The problem
Leave out the pictures and repeat every record exactly.

[Provided records start]

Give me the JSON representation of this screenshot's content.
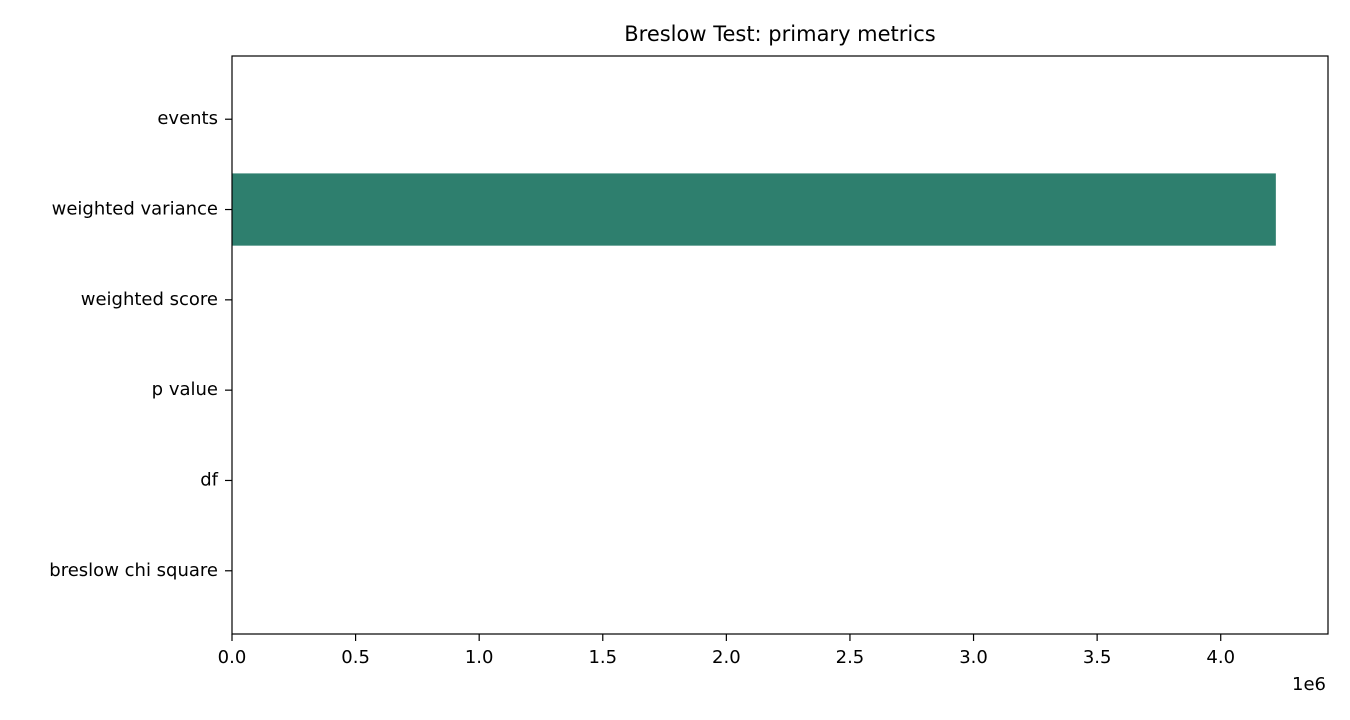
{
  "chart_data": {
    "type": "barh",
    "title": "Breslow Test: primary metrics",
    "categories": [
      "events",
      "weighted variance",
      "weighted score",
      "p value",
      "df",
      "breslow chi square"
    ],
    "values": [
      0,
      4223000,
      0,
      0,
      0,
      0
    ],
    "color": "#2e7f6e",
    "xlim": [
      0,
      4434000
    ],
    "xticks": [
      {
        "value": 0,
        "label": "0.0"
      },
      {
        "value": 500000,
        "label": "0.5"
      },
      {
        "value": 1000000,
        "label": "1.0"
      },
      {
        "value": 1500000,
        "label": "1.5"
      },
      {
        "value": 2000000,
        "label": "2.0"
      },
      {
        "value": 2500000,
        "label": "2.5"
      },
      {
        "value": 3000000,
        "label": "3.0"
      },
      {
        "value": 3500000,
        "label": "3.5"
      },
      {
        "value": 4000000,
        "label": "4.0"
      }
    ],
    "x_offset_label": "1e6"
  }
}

[Provided records end]

The completed task
Give me the JSON representation of this screenshot's content.
{
  "chart_data": {
    "type": "barh",
    "title": "Breslow Test: primary metrics",
    "categories": [
      "events",
      "weighted variance",
      "weighted score",
      "p value",
      "df",
      "breslow chi square"
    ],
    "values": [
      0,
      4223000,
      0,
      0,
      0,
      0
    ],
    "color": "#2e7f6e",
    "xlim": [
      0,
      4434000
    ],
    "xticks": [
      {
        "value": 0,
        "label": "0.0"
      },
      {
        "value": 500000,
        "label": "0.5"
      },
      {
        "value": 1000000,
        "label": "1.0"
      },
      {
        "value": 1500000,
        "label": "1.5"
      },
      {
        "value": 2000000,
        "label": "2.0"
      },
      {
        "value": 2500000,
        "label": "2.5"
      },
      {
        "value": 3000000,
        "label": "3.0"
      },
      {
        "value": 3500000,
        "label": "3.5"
      },
      {
        "value": 4000000,
        "label": "4.0"
      }
    ],
    "x_offset_label": "1e6"
  }
}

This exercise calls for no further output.